Direction
Extract the complete data exactly as given.

Exercise material
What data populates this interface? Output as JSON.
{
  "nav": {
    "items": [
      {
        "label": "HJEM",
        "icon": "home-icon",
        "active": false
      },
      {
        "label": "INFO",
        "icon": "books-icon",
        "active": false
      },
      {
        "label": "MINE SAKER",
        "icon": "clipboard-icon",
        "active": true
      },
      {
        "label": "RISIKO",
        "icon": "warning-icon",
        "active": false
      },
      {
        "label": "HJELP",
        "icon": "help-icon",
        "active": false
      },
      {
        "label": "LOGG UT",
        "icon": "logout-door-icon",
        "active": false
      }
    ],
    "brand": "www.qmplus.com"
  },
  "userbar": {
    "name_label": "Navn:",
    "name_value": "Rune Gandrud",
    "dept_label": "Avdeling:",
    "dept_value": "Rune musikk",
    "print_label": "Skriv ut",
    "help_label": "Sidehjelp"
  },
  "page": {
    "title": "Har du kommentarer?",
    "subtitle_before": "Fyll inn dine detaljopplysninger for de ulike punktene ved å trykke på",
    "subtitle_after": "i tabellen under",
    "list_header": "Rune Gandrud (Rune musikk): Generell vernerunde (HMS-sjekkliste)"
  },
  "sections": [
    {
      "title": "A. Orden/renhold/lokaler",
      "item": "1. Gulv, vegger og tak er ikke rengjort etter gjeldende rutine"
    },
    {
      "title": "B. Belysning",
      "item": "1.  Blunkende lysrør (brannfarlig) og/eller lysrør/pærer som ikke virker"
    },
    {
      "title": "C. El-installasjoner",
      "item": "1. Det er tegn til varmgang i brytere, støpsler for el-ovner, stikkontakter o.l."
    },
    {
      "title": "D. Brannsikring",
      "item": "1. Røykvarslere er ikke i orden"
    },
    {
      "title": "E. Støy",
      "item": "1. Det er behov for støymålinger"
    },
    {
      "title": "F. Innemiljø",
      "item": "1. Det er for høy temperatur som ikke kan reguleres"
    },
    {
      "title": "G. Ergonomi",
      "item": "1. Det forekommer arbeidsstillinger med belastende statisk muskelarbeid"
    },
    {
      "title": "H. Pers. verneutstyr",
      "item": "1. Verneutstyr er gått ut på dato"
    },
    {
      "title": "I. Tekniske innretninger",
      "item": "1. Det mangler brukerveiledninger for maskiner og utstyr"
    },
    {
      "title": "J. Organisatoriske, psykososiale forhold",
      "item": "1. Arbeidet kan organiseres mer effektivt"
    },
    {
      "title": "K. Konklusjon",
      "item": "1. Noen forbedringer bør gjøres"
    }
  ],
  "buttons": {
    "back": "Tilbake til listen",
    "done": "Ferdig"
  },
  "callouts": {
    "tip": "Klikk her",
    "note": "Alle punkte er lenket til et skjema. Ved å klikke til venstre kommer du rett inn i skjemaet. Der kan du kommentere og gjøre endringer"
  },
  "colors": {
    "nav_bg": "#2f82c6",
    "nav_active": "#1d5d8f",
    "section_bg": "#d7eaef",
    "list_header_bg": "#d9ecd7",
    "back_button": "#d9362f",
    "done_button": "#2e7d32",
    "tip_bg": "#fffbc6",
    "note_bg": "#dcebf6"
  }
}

Task output
What data populates this interface? Output as JSON.
{
  "nav": {
    "items": [
      {
        "label": "HJEM",
        "icon": "home-icon",
        "active": false
      },
      {
        "label": "INFO",
        "icon": "books-icon",
        "active": false
      },
      {
        "label": "MINE SAKER",
        "icon": "clipboard-icon",
        "active": true
      },
      {
        "label": "RISIKO",
        "icon": "warning-icon",
        "active": false
      },
      {
        "label": "HJELP",
        "icon": "help-icon",
        "active": false
      },
      {
        "label": "LOGG UT",
        "icon": "logout-door-icon",
        "active": false
      }
    ],
    "brand": "www.qmplus.com"
  },
  "userbar": {
    "name_label": "Navn:",
    "name_value": "Rune Gandrud",
    "dept_label": "Avdeling:",
    "dept_value": "Rune musikk",
    "print_label": "Skriv ut",
    "help_label": "Sidehjelp"
  },
  "page": {
    "title": "Har du kommentarer?",
    "subtitle_before": "Fyll inn dine detaljopplysninger for de ulike punktene ved å trykke på",
    "subtitle_after": "i tabellen under",
    "list_header": "Rune Gandrud (Rune musikk): Generell vernerunde (HMS-sjekkliste)"
  },
  "sections": [
    {
      "title": "A. Orden/renhold/lokaler",
      "item": "1. Gulv, vegger og tak er ikke rengjort etter gjeldende rutine"
    },
    {
      "title": "B. Belysning",
      "item": "1.  Blunkende lysrør (brannfarlig) og/eller lysrør/pærer som ikke virker"
    },
    {
      "title": "C. El-installasjoner",
      "item": "1. Det er tegn til varmgang i brytere, støpsler for el-ovner, stikkontakter o.l."
    },
    {
      "title": "D. Brannsikring",
      "item": "1. Røykvarslere er ikke i orden"
    },
    {
      "title": "E. Støy",
      "item": "1. Det er behov for støymålinger"
    },
    {
      "title": "F. Innemiljø",
      "item": "1. Det er for høy temperatur som ikke kan reguleres"
    },
    {
      "title": "G. Ergonomi",
      "item": "1. Det forekommer arbeidsstillinger med belastende statisk muskelarbeid"
    },
    {
      "title": "H. Pers. verneutstyr",
      "item": "1. Verneutstyr er gått ut på dato"
    },
    {
      "title": "I. Tekniske innretninger",
      "item": "1. Det mangler brukerveiledninger for maskiner og utstyr"
    },
    {
      "title": "J. Organisatoriske, psykososiale forhold",
      "item": "1. Arbeidet kan organiseres mer effektivt"
    },
    {
      "title": "K. Konklusjon",
      "item": "1. Noen forbedringer bør gjøres"
    }
  ],
  "buttons": {
    "back": "Tilbake til listen",
    "done": "Ferdig"
  },
  "callouts": {
    "tip": "Klikk her",
    "note": "Alle punkte er lenket til et skjema. Ved å klikke til venstre kommer du rett inn i skjemaet. Der kan du kommentere og gjøre endringer"
  },
  "colors": {
    "nav_bg": "#2f82c6",
    "nav_active": "#1d5d8f",
    "section_bg": "#d7eaef",
    "list_header_bg": "#d9ecd7",
    "back_button": "#d9362f",
    "done_button": "#2e7d32",
    "tip_bg": "#fffbc6",
    "note_bg": "#dcebf6"
  }
}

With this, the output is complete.